◆ Stated exercise: Find all the lines with "Education" and gather them.

◆ Supplied data:

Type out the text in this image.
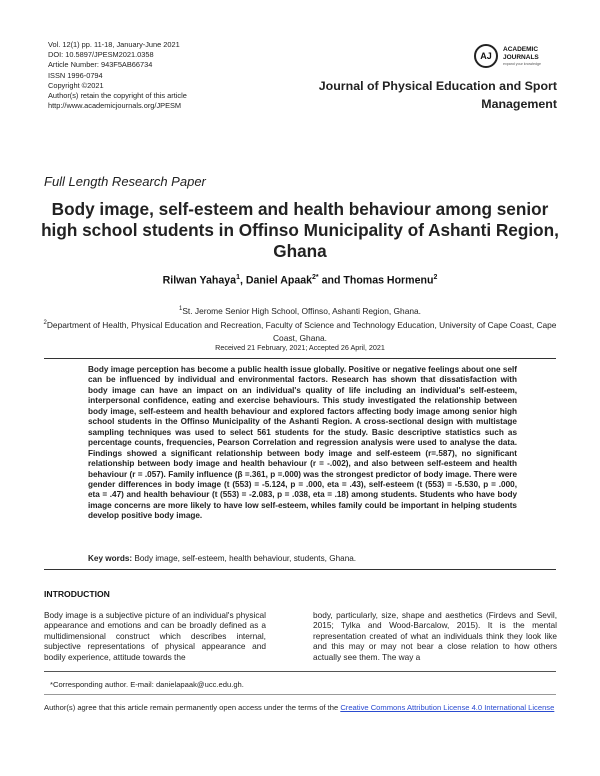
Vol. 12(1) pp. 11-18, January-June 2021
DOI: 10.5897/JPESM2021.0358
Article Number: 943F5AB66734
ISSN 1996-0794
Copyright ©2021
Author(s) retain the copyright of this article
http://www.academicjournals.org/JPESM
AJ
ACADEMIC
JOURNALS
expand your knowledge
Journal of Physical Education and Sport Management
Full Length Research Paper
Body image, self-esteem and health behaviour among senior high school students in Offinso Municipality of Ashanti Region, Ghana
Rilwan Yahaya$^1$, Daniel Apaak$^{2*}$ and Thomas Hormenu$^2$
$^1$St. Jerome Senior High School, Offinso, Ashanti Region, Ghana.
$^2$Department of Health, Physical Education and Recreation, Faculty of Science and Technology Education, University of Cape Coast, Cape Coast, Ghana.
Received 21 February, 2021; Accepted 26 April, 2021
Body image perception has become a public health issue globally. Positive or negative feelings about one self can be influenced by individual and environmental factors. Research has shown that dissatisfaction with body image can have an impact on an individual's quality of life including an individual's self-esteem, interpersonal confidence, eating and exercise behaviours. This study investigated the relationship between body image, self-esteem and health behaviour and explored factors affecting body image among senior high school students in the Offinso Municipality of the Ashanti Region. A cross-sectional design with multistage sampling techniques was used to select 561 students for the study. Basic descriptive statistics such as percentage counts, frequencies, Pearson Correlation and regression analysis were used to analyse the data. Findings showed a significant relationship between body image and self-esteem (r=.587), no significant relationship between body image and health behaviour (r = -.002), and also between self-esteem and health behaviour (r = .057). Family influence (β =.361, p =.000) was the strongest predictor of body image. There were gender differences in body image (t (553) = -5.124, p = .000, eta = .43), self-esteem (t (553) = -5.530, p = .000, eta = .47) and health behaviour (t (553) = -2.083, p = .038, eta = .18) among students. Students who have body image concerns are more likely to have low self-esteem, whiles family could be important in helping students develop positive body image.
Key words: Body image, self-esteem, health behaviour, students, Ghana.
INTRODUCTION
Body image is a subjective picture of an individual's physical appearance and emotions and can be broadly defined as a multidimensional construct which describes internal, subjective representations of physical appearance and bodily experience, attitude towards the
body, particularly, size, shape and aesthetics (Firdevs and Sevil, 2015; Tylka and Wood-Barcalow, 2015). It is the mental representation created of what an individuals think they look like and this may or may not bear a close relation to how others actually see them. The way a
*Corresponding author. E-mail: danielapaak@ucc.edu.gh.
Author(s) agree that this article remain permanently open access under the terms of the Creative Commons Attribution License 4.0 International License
...
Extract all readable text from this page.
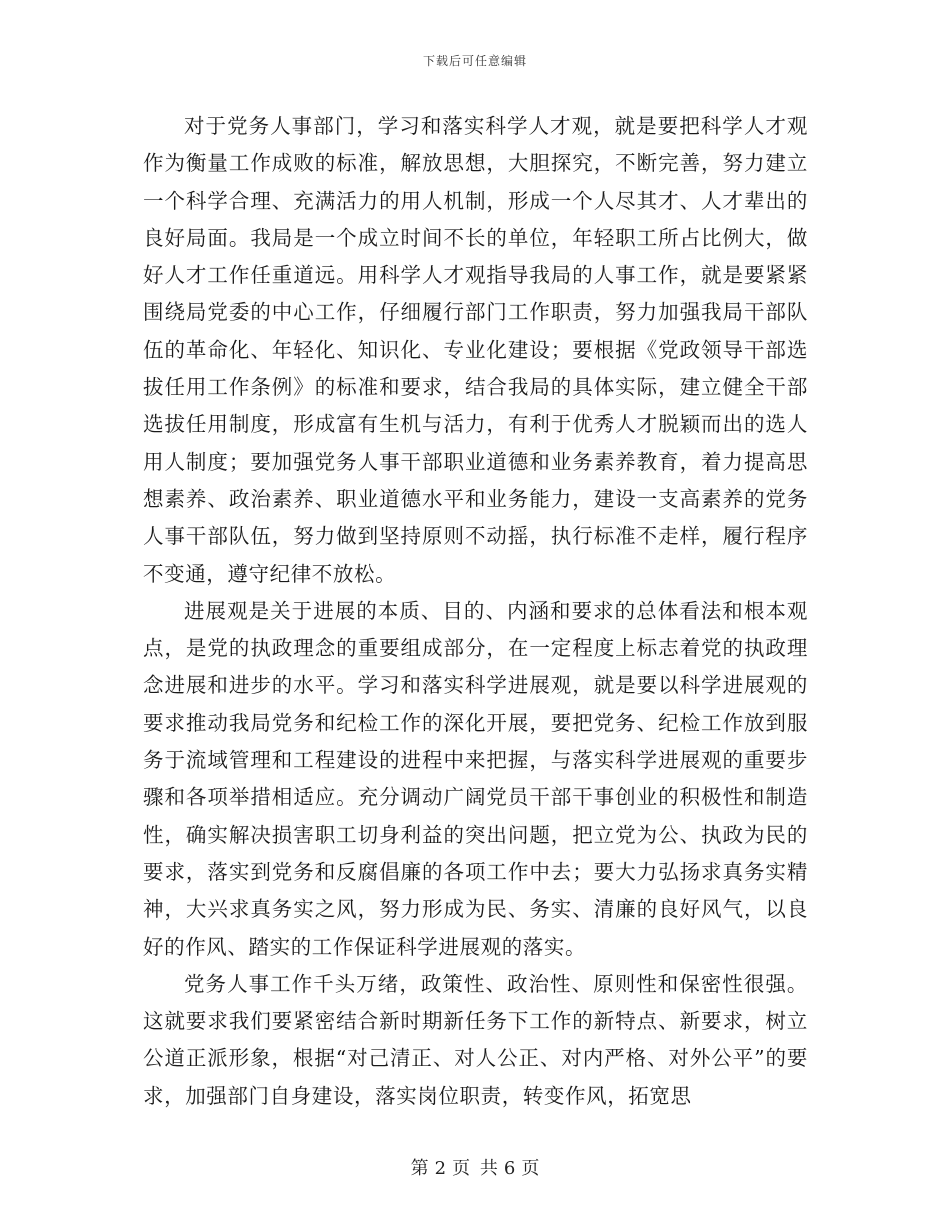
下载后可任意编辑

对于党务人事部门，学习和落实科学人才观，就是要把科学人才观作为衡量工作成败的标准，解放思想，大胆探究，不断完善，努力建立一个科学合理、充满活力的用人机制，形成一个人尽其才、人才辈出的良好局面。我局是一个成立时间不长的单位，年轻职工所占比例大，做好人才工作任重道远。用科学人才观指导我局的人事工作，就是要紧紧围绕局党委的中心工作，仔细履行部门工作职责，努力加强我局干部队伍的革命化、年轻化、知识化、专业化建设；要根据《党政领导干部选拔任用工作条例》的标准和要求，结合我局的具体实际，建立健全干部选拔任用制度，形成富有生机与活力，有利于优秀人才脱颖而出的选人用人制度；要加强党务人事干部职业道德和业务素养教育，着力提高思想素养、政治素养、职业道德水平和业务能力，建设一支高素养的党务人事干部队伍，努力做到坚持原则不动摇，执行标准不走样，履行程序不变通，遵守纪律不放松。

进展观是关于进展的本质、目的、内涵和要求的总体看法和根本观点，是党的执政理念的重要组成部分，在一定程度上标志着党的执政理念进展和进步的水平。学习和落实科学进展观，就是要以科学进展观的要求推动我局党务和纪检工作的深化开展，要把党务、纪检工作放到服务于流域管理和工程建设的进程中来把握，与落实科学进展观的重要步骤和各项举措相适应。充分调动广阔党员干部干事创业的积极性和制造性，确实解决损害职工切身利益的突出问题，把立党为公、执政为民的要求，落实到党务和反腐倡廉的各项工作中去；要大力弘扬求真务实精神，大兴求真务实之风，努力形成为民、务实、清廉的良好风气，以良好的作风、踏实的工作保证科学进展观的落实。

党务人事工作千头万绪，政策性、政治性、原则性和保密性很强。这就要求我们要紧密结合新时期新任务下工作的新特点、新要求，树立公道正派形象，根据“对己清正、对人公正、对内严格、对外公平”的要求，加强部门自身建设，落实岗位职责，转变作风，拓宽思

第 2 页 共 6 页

◆ Full output:
Journal of Physical Education and Sport Management
$^2$Department of Health, Physical Education and Recreation, Faculty of Science and Technology Education, University of Cape Coast, Cape Coast, Ghana.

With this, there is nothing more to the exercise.